_Stored rows_:
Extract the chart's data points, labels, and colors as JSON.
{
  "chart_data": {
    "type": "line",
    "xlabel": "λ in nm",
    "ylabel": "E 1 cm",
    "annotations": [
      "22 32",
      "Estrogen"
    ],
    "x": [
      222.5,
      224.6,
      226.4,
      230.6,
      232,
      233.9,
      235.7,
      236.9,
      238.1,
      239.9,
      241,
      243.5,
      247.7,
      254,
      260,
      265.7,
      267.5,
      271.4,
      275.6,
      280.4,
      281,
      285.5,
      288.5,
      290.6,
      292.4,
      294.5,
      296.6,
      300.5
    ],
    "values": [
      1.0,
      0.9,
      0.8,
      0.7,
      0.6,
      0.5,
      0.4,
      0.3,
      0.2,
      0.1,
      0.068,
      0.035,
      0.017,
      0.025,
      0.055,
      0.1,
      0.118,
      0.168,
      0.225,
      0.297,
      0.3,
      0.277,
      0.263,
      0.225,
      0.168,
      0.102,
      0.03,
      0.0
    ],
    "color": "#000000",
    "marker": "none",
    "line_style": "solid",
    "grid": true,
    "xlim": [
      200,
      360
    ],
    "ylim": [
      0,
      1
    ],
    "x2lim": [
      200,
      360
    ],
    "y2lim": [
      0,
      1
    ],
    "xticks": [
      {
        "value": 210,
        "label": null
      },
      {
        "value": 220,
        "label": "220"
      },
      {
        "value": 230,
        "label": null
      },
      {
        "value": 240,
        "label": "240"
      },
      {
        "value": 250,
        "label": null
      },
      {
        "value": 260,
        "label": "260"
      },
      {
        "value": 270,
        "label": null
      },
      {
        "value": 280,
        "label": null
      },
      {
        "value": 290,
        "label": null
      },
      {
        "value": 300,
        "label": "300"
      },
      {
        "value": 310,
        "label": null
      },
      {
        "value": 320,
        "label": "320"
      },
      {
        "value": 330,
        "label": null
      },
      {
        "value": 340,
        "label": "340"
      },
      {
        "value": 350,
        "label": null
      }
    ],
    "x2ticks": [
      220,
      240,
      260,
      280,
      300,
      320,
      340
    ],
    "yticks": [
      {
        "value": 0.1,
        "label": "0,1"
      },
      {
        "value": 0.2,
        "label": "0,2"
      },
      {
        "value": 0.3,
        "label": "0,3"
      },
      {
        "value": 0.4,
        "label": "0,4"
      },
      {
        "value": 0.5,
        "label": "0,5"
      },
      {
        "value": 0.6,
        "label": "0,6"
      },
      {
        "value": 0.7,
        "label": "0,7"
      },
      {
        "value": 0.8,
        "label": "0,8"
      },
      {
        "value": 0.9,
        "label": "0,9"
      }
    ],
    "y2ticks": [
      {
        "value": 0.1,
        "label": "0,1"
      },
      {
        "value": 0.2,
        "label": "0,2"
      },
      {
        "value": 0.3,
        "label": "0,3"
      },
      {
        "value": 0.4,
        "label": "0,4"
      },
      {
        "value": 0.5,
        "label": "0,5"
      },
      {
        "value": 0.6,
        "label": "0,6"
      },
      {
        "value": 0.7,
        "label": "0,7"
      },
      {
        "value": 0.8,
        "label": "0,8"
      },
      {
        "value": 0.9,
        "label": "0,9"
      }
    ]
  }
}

_Brief_: Set down the entries verbatim, leaving none out.

_Answer to the task_:
Extract the chart's data points, labels, and colors as JSON.
{
  "chart_data": {
    "type": "line",
    "xlabel": "λ in nm",
    "ylabel": "E 1 cm",
    "annotations": [
      "22 32",
      "Estrogen"
    ],
    "x": [
      222.5,
      224.6,
      226.4,
      230.6,
      232,
      233.9,
      235.7,
      236.9,
      238.1,
      239.9,
      241,
      243.5,
      247.7,
      254,
      260,
      265.7,
      267.5,
      271.4,
      275.6,
      280.4,
      281,
      285.5,
      288.5,
      290.6,
      292.4,
      294.5,
      296.6,
      300.5
    ],
    "values": [
      1.0,
      0.9,
      0.8,
      0.7,
      0.6,
      0.5,
      0.4,
      0.3,
      0.2,
      0.1,
      0.068,
      0.035,
      0.017,
      0.025,
      0.055,
      0.1,
      0.118,
      0.168,
      0.225,
      0.297,
      0.3,
      0.277,
      0.263,
      0.225,
      0.168,
      0.102,
      0.03,
      0.0
    ],
    "color": "#000000",
    "marker": "none",
    "line_style": "solid",
    "grid": true,
    "xlim": [
      200,
      360
    ],
    "ylim": [
      0,
      1
    ],
    "x2lim": [
      200,
      360
    ],
    "y2lim": [
      0,
      1
    ],
    "xticks": [
      {
        "value": 210,
        "label": null
      },
      {
        "value": 220,
        "label": "220"
      },
      {
        "value": 230,
        "label": null
      },
      {
        "value": 240,
        "label": "240"
      },
      {
        "value": 250,
        "label": null
      },
      {
        "value": 260,
        "label": "260"
      },
      {
        "value": 270,
        "label": null
      },
      {
        "value": 280,
        "label": null
      },
      {
        "value": 290,
        "label": null
      },
      {
        "value": 300,
        "label": "300"
      },
      {
        "value": 310,
        "label": null
      },
      {
        "value": 320,
        "label": "320"
      },
      {
        "value": 330,
        "label": null
      },
      {
        "value": 340,
        "label": "340"
      },
      {
        "value": 350,
        "label": null
      }
    ],
    "x2ticks": [
      220,
      240,
      260,
      280,
      300,
      320,
      340
    ],
    "yticks": [
      {
        "value": 0.1,
        "label": "0,1"
      },
      {
        "value": 0.2,
        "label": "0,2"
      },
      {
        "value": 0.3,
        "label": "0,3"
      },
      {
        "value": 0.4,
        "label": "0,4"
      },
      {
        "value": 0.5,
        "label": "0,5"
      },
      {
        "value": 0.6,
        "label": "0,6"
      },
      {
        "value": 0.7,
        "label": "0,7"
      },
      {
        "value": 0.8,
        "label": "0,8"
      },
      {
        "value": 0.9,
        "label": "0,9"
      }
    ],
    "y2ticks": [
      {
        "value": 0.1,
        "label": "0,1"
      },
      {
        "value": 0.2,
        "label": "0,2"
      },
      {
        "value": 0.3,
        "label": "0,3"
      },
      {
        "value": 0.4,
        "label": "0,4"
      },
      {
        "value": 0.5,
        "label": "0,5"
      },
      {
        "value": 0.6,
        "label": "0,6"
      },
      {
        "value": 0.7,
        "label": "0,7"
      },
      {
        "value": 0.8,
        "label": "0,8"
      },
      {
        "value": 0.9,
        "label": "0,9"
      }
    ]
  }
}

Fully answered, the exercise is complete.